**Testo di lettura**
_ _ _ _
Mentre parliamo, il tarlo si fa più forte e chiaro. Riprendo la guida e vedo che ho commesso un errore.

Mi ero ripromesso di non far più la corsa del leone e della gazzella e anche per lo arrivo a Guemes ho prenotato un b&b. Ma era mia intenzione far visita anche alla comunità lì creata da padre Ernesto Burstio che gestisce l’albergue per i pellegrini.
Ecco l’errore: la comunità non è a Guemes paese, ma sul colle vicino a quasi due chilometri di distanza.
Mah, arrivo presto al mio b&b, il tempo è buono, fin troppo caldo e la curiosità è tanta.
_ _ _ _
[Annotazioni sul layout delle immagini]

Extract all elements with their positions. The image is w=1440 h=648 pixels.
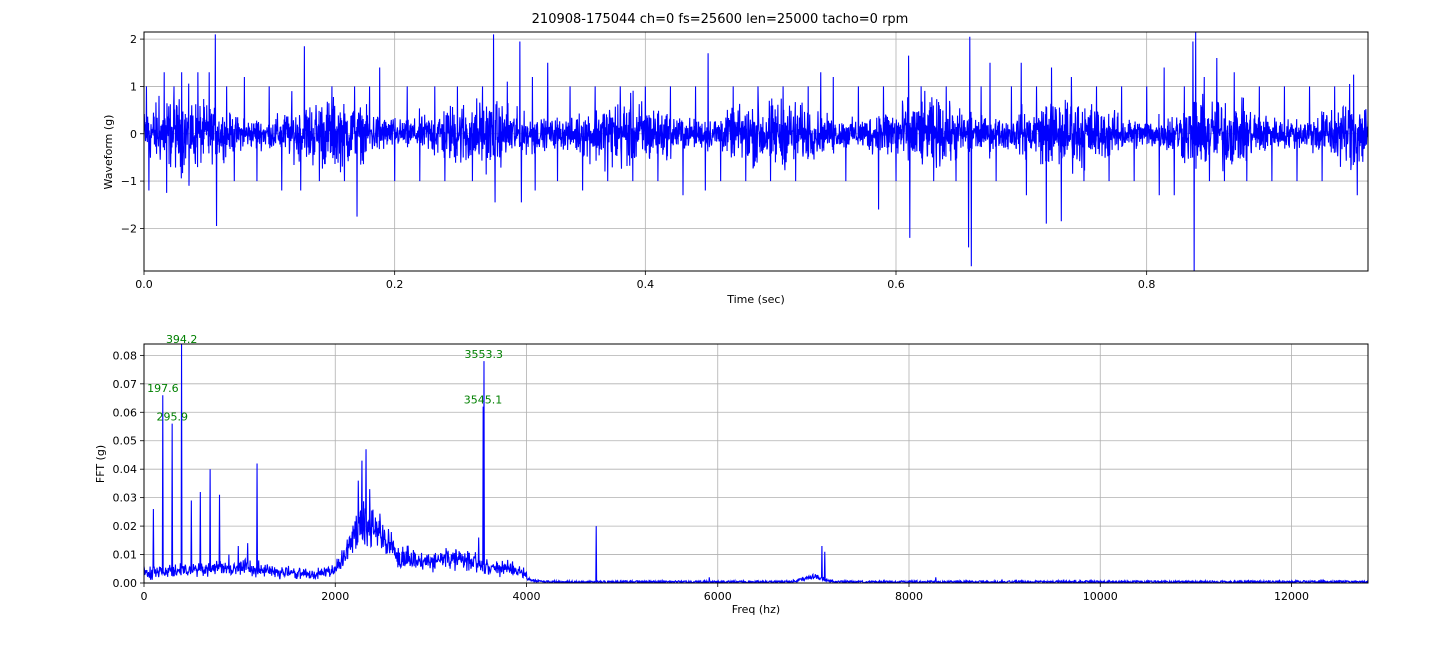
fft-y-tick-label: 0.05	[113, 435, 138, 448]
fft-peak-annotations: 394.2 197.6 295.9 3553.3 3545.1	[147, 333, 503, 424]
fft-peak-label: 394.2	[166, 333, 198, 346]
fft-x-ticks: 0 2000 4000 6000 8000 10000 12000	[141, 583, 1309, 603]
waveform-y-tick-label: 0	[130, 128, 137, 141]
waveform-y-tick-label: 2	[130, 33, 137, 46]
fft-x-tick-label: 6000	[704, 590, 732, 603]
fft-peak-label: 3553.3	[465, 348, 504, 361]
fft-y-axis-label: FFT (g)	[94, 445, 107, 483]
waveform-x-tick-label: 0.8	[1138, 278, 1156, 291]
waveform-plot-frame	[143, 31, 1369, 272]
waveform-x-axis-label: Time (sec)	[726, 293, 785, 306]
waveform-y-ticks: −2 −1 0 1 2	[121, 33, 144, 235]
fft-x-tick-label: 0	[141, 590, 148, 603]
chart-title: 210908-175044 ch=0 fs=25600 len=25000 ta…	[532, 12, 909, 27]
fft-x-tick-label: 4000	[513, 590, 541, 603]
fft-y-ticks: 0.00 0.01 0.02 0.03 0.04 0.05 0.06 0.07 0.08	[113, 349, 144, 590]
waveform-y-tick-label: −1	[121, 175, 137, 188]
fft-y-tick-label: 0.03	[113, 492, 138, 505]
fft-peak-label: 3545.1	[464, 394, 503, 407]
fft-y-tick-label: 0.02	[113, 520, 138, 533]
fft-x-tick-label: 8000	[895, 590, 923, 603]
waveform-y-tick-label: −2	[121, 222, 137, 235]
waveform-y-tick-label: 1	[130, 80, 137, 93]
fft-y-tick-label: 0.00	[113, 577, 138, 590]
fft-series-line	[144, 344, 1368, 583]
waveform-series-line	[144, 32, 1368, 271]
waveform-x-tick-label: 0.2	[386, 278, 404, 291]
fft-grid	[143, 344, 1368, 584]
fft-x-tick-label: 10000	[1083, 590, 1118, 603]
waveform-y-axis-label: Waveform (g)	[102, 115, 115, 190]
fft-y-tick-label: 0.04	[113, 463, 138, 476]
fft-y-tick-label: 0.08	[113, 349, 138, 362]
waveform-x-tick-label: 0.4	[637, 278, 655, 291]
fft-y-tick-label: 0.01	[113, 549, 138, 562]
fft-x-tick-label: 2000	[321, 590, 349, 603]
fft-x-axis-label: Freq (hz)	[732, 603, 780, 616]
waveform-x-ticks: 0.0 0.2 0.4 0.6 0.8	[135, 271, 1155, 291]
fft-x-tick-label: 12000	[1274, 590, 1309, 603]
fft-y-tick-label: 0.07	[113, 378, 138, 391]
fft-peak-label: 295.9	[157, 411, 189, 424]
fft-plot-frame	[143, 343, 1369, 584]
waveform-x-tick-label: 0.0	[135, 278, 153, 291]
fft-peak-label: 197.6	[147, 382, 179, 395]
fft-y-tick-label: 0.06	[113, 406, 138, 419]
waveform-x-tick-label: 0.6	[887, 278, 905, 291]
_ _ _ _
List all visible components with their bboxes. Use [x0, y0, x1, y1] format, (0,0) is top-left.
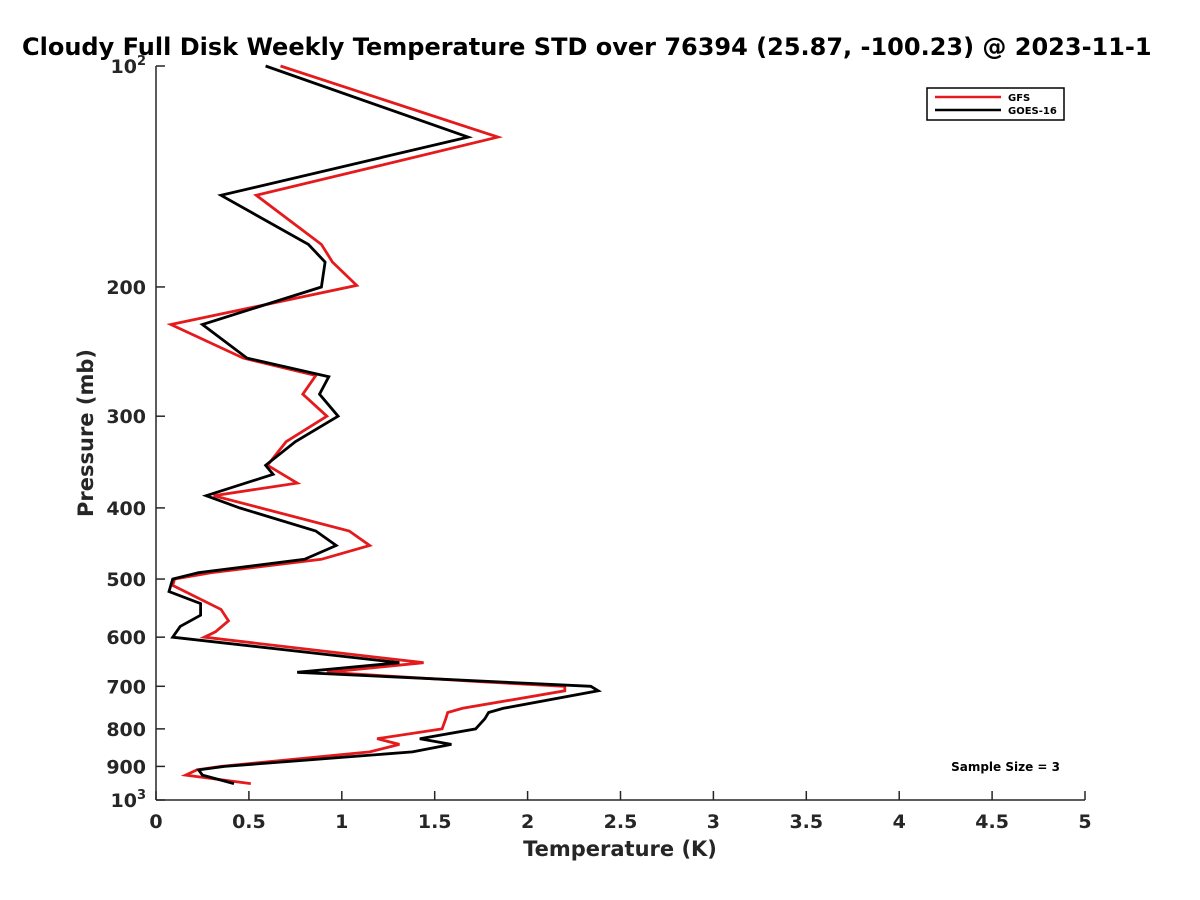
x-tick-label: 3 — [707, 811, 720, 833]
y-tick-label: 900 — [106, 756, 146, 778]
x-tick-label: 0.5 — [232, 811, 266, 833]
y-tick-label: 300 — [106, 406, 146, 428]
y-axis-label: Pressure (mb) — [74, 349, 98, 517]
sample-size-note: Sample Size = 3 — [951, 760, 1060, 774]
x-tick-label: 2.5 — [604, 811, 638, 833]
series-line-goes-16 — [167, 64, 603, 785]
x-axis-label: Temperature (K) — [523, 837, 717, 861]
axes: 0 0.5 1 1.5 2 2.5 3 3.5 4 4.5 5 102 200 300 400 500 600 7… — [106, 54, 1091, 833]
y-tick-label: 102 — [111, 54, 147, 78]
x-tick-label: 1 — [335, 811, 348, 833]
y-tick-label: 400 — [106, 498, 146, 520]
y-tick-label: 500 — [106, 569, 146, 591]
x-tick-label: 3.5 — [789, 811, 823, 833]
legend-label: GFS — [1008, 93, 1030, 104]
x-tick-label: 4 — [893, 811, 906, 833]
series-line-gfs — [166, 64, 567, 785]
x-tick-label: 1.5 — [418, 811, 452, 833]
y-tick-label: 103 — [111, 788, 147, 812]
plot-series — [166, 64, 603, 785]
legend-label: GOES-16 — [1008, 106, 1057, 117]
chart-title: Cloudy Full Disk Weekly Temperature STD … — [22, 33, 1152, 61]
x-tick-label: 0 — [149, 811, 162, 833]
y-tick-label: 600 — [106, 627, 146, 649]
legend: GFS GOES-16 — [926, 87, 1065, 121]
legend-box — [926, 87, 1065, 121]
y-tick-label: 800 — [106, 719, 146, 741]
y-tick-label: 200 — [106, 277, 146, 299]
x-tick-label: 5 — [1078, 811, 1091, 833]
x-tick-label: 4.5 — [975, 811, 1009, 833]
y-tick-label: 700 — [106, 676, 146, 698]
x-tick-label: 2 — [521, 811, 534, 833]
_ _ _ _
**Consegna scritta 1**
Rispondi in base al brano su Guemes:
(a) Chi ha creato la comunità che gestisce l'albergue per i pellegrini?
(b) A quale distanza dal paese di Guemes si trova quella comunità?
(c) Che tempo fa all'arrivo al b&b?
**Consegna scritta 2**
Prosegui il brano su Guemes dopo la sua ultima frase.

**Esito della consegna 1**
(a) Padre Ernesto Burstio.
(b) A quasi due chilometri, sul colle vicino.
(c) Il tempo è buono, fin troppo caldo.

**Esito della consegna 2**
Doccia e, sotto il sole caliente, riparto e arrivo alla “Cabaña de l’abuelo Peuto” (la capanna di nonno Peuto). È un coloratissimo villaggio, interamente gestito da volontari, creato da padre Ernesto partendo dalla primitiva costruzione edificata da suo nonno (detto Peuto). Accoglie non solo i pellegrini del Cammino, ma chiunque voglia sostare.
Ci sono intere casette con letti a castello, spazi comuni, lavanderia, biblioteca, refettorio grande per la cena comune della sera. La ricettività supera i cento posti.
Non si paga. Chi vuole lascia quanto può.
Veramente un bel posto, pieno di ragazzi da ogni nazione. Allegro, pieno di vita.
Peccato, mi perderò il momento più coinvolgente, la cena comune, ma la stanchezza comincia a farsi sentire e tornare di notte mi fa un po’ paura.
Non si sa mai nella vita. Si può sempre tornare; come quest’anno che tornerò, dopo trentadue anni a Santillana del mar, il borgo medioevale vicino alle grotte di Altamira.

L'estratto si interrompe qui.